Set task
Where a line holds the word "对于任意的", copy that line.

-----

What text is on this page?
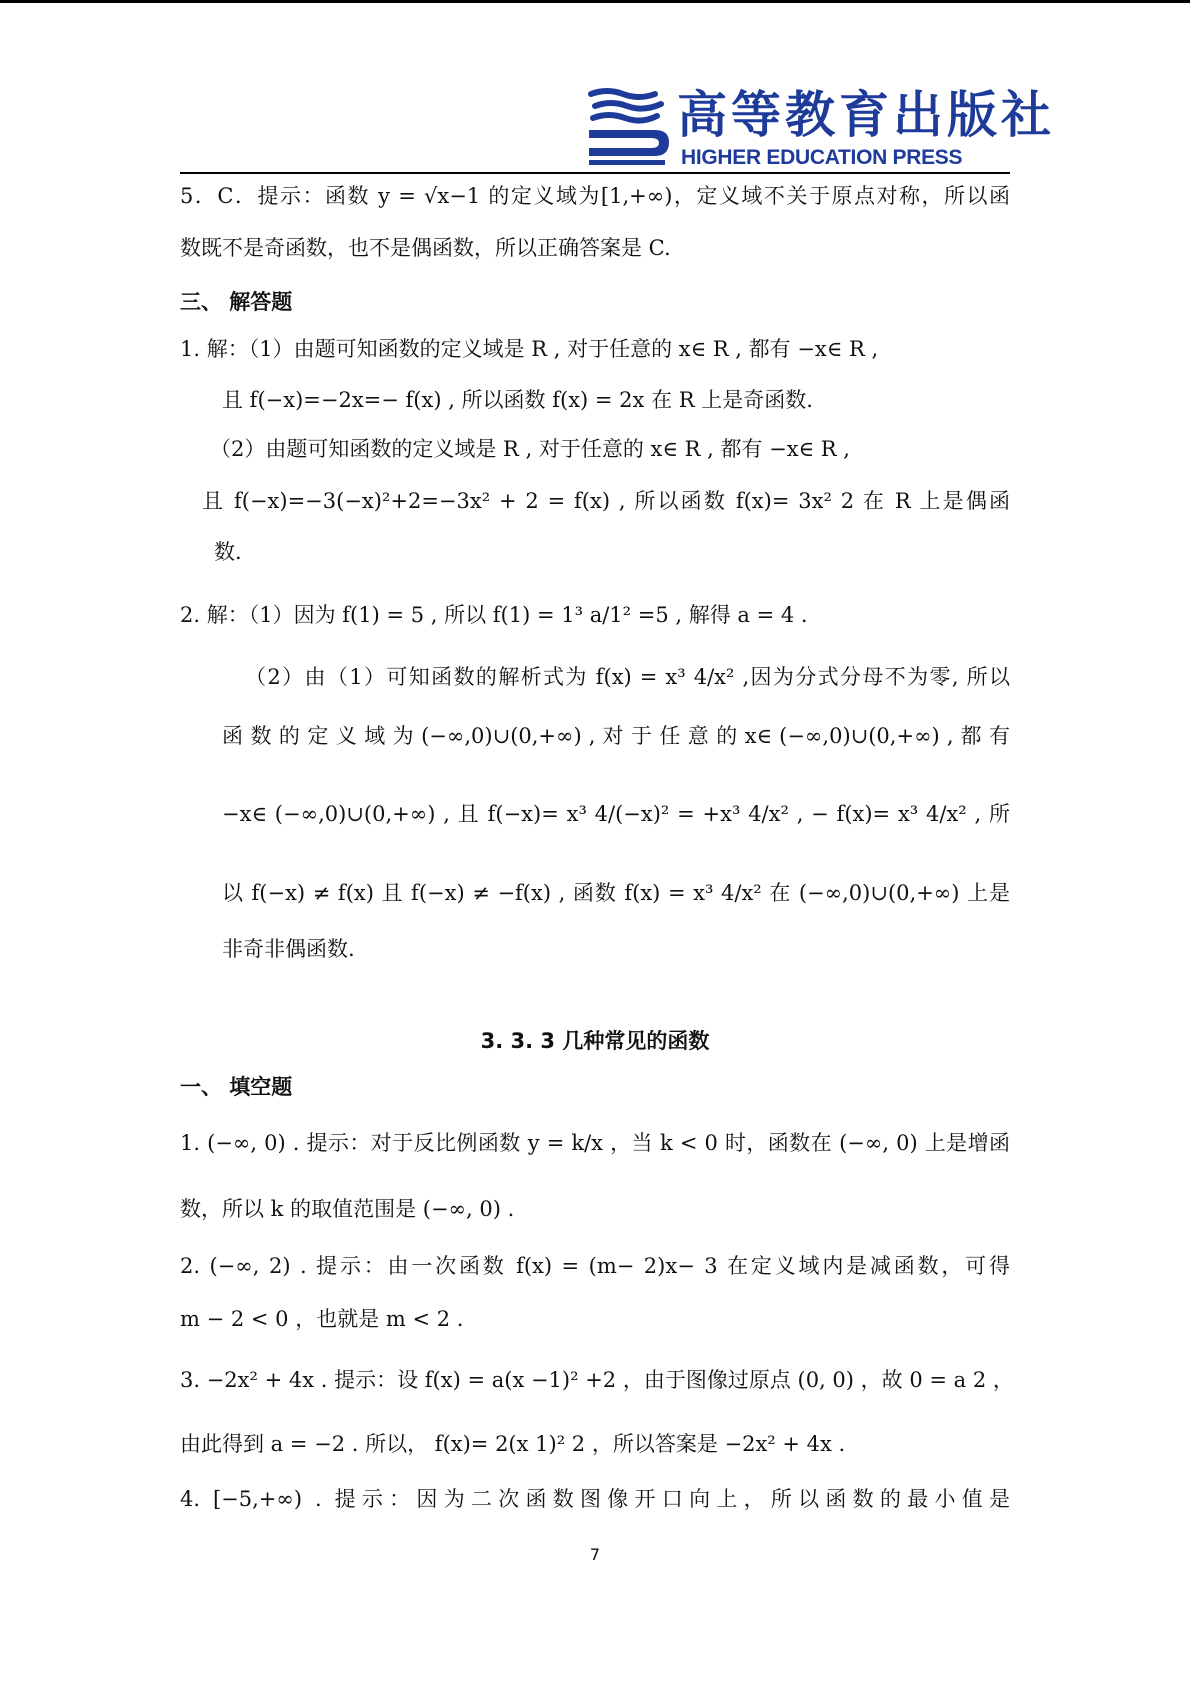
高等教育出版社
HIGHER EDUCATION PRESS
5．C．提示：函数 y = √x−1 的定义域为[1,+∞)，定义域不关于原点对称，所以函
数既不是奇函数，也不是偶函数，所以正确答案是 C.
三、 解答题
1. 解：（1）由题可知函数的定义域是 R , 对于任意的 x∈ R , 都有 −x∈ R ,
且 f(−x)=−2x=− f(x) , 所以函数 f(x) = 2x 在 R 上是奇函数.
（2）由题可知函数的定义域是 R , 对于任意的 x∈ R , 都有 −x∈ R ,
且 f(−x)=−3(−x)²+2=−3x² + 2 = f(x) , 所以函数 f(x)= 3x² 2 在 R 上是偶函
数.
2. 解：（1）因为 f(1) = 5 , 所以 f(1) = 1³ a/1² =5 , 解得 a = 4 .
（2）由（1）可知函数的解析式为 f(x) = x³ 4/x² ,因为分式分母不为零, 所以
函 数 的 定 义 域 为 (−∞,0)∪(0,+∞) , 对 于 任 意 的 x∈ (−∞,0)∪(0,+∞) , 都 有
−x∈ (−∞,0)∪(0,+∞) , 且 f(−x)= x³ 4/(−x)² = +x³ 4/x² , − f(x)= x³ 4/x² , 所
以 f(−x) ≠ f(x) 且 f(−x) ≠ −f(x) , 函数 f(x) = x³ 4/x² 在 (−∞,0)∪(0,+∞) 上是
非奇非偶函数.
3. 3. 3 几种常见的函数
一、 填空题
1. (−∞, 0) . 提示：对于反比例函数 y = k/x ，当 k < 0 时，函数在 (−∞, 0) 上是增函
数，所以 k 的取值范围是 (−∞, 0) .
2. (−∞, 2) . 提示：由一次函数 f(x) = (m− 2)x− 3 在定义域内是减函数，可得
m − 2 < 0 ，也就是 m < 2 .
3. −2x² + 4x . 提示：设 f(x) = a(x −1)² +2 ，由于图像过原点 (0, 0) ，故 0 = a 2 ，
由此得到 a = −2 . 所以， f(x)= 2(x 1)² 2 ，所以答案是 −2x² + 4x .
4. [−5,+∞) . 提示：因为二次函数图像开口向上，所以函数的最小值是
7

-----

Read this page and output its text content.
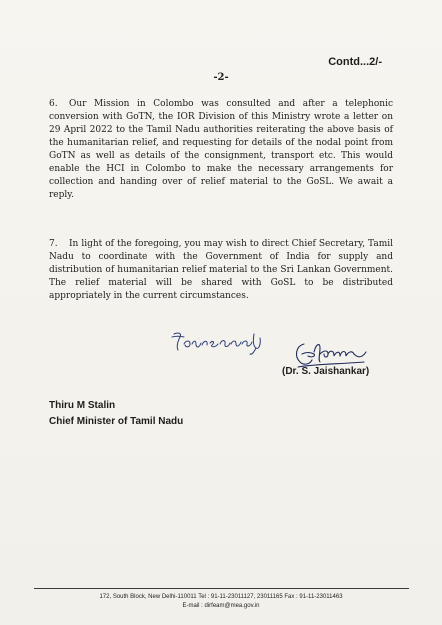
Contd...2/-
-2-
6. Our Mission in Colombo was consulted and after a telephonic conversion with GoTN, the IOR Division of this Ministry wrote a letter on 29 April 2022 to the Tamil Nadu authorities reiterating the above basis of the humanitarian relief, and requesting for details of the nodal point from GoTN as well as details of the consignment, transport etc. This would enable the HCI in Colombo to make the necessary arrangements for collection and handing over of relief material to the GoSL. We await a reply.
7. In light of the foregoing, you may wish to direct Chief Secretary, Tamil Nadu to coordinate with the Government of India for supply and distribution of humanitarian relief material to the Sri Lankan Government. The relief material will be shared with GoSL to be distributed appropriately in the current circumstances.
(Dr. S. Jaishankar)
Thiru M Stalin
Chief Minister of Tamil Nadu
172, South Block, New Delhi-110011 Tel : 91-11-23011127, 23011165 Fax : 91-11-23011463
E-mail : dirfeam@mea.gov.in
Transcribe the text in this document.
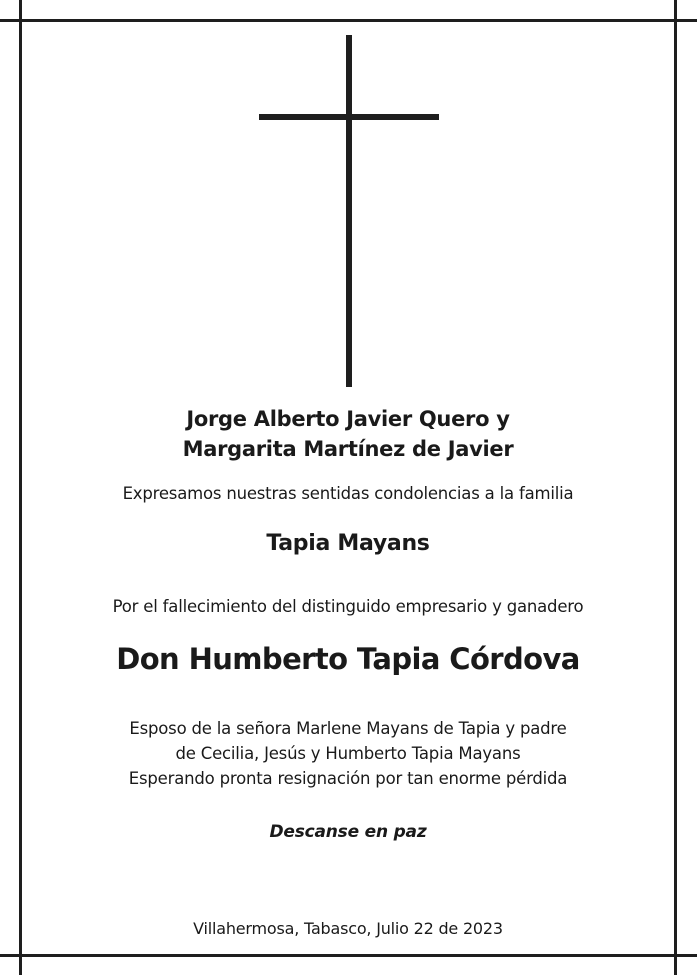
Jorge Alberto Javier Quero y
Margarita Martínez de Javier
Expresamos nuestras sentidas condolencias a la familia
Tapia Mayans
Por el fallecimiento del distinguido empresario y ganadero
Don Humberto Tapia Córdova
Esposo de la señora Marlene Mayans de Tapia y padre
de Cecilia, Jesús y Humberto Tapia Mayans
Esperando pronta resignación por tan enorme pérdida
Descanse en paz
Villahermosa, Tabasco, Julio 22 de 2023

-----

The solution
1. 解：（1）由题可知函数的定义域是 R , 对于任意的 x∈ R , 都有 −x∈ R ,
（2）由题可知函数的定义域是 R , 对于任意的 x∈ R , 都有 −x∈ R ,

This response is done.